***** FRAGMENTO ORIGINAL *****

Y ya un último o penúltimo detalle. Por supuesto que, en un país democrático como el nuestro, la opinión es libre y cualquiera está en su derecho de emitirla en público. Y manifestar lo que considere sobre el tema que crea oportuno, a través de los canales que le brindan o que tiene a disposición. A la sociedad receptora de esas opiniones le corresponde, asimismo, valorarlas. Y opinar sobre ellas según su parecer. Por lo demás, cada uno está en su derecho de otorgar credibilidad a quien piense que la merece. A una científica, a un político, a una deportista, a un actor… Cuanta más madura sea una sociedad, se supone que otorgará más valor a la opinión de una persona o entidad entendida en una determinada materia que a otras que son expertas en otras. Pero eso no se puede imponer, tiene que darse espontáneamente. En el hecho actual que nos ocupa, hasta algunos de los más acreditados conocedores -virólogos, epidemiólogos, doctores de prestigio…- han patinado en sus vaticinios, así como otros han reconocido su incapacidad para hacer un diagnóstico de la situación. Entre las celebridades de otros ámbitos, ha habido lo mismo. Unos que han declinado opinar, porque no se consideran aptos para ello, y otros que no se han cortado en hacerlo, porque es verdad que la situación nos incumbe a todos y se sienten en la potestad o necesidad de decir algo. Unos y otros están en su derecho. Los medios, también lo están a la hora de recoger todas las opiniones, y es normal que piensen también en la repercusión que puedan alcanzar según de quién vengan. Son las audiencias, el público, las que han de decidir lo que les vale y lo que no. Si prefieren el conocimiento o el espectáculo. Si eligen lo que une o lo que confronta. Y si se decantan por lo segundo en ambos casos, ese problema tenemos.

*****

OBJETIVO DE LA TAREA →
Copia completo, palabra por palabra, el fragmento anterior sobre la libertad de opinión y a quién dar credibilidad.

***** DATOS PROPORCIONADOS *****

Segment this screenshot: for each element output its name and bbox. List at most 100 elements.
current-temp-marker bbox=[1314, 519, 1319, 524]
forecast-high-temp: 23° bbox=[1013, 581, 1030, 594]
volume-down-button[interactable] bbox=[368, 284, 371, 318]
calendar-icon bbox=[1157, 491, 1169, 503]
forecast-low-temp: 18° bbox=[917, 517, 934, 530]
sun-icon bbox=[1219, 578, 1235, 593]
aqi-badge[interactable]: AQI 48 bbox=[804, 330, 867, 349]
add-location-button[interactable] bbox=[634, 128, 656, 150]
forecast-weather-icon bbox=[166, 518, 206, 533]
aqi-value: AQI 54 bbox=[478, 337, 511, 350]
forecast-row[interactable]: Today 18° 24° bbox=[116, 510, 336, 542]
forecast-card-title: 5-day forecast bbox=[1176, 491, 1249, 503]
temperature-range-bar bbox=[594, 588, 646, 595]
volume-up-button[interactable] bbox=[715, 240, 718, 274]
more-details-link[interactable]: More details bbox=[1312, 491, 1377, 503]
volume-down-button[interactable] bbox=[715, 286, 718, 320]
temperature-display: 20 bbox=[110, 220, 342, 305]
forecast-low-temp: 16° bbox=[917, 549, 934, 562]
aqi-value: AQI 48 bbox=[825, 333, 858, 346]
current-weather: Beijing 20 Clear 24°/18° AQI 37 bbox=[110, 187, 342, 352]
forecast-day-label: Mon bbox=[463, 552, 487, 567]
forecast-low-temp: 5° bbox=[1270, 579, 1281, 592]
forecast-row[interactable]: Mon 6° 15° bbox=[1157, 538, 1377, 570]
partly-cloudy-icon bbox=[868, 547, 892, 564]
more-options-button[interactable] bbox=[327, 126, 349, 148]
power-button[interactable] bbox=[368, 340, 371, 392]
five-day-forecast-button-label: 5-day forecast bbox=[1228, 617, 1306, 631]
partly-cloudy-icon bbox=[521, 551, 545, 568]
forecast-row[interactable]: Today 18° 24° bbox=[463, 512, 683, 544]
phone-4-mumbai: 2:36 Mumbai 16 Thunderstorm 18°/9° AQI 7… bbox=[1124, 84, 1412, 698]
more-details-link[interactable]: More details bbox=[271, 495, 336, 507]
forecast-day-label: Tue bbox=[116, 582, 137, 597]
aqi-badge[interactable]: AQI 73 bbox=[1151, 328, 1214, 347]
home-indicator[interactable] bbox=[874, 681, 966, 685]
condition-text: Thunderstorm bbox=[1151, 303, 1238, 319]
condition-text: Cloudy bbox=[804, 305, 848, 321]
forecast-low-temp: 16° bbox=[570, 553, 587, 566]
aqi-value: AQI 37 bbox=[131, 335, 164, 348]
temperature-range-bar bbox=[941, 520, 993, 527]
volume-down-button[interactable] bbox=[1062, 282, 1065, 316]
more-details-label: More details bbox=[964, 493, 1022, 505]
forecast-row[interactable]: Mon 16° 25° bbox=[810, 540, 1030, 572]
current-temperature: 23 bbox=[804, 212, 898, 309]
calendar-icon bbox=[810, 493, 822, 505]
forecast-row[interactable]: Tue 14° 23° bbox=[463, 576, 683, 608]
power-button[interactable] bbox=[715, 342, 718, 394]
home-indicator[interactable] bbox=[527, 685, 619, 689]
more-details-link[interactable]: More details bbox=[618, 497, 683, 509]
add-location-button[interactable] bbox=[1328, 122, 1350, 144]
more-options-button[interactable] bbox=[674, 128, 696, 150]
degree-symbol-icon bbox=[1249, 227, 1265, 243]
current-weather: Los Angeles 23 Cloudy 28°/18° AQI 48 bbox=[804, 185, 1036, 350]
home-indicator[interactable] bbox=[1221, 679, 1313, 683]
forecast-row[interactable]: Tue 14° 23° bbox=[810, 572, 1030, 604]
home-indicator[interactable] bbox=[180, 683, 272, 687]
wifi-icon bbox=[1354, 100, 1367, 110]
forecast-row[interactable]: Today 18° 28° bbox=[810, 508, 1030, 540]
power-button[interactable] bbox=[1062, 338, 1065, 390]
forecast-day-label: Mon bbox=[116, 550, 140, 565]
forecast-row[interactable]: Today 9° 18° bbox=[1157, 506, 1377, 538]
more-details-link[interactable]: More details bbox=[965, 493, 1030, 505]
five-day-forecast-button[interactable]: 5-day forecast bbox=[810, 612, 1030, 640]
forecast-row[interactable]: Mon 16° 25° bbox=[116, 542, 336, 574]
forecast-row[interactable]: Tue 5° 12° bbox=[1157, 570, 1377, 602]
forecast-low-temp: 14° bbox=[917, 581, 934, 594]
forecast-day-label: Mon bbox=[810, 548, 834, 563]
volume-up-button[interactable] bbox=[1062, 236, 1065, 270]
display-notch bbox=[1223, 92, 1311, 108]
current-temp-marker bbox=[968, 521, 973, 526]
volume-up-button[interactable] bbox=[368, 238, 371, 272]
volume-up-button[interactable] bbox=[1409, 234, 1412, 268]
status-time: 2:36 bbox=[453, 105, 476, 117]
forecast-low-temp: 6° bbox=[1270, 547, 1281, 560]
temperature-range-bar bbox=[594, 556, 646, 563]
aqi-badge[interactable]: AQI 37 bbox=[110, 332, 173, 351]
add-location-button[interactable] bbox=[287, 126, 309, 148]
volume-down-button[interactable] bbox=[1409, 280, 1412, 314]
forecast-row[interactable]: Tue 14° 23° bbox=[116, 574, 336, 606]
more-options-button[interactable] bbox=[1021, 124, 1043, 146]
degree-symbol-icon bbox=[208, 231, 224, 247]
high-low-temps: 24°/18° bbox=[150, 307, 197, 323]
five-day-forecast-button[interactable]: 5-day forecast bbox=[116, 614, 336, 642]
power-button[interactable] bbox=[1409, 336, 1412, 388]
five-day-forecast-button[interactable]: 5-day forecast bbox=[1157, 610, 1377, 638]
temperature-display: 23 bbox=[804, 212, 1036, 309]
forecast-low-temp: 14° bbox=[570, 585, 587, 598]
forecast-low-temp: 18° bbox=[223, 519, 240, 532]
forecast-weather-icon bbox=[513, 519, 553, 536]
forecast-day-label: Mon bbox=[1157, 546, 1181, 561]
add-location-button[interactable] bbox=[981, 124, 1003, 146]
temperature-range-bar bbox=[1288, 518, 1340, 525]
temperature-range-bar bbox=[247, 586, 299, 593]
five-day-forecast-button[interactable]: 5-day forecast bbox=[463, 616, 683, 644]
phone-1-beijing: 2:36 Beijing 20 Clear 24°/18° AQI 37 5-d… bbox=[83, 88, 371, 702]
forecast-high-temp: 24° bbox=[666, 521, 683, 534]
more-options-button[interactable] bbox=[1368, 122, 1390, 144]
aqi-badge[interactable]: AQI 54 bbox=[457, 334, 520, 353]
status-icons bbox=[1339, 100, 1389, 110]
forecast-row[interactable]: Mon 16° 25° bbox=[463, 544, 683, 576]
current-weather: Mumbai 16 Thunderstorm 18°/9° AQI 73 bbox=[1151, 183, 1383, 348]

*****

SOLUCIÓN DETALLADA →
Y ya un último o penúltimo detalle. Por supuesto que, en un país democrático como el nuestro, la opinión es libre y cualquiera está en su derecho de emitirla en público. Y manifestar lo que considere sobre el tema que crea oportuno, a través de los canales que le brindan o que tiene a disposición. A la sociedad receptora de esas opiniones le corresponde, asimismo, valorarlas. Y opinar sobre ellas según su parecer. Por lo demás, cada uno está en su derecho de otorgar credibilidad a quien piense que la merece. A una científica, a un político, a una deportista, a un actor… Cuanta más madura sea una sociedad, se supone que otorgará más valor a la opinión de una persona o entidad entendida en una determinada materia que a otras que son expertas en otras. Pero eso no se puede imponer, tiene que darse espontáneamente. En el hecho actual que nos ocupa, hasta algunos de los más acreditados conocedores -virólogos, epidemiólogos, doctores de prestigio…- han patinado en sus vaticinios, así como otros han reconocido su incapacidad para hacer un diagnóstico de la situación. Entre las celebridades de otros ámbitos, ha habido lo mismo. Unos que han declinado opinar, porque no se consideran aptos para ello, y otros que no se han cortado en hacerlo, porque es verdad que la situación nos incumbe a todos y se sienten en la potestad o necesidad de decir algo. Unos y otros están en su derecho. Los medios, también lo están a la hora de recoger todas las opiniones, y es normal que piensen también en la repercusión que puedan alcanzar según de quién vengan. Son las audiencias, el público, las que han de decidir lo que les vale y lo que no. Si prefieren el conocimiento o el espectáculo. Si eligen lo que une o lo que confronta. Y si se decantan por lo segundo en ambos casos, ese problema tenemos.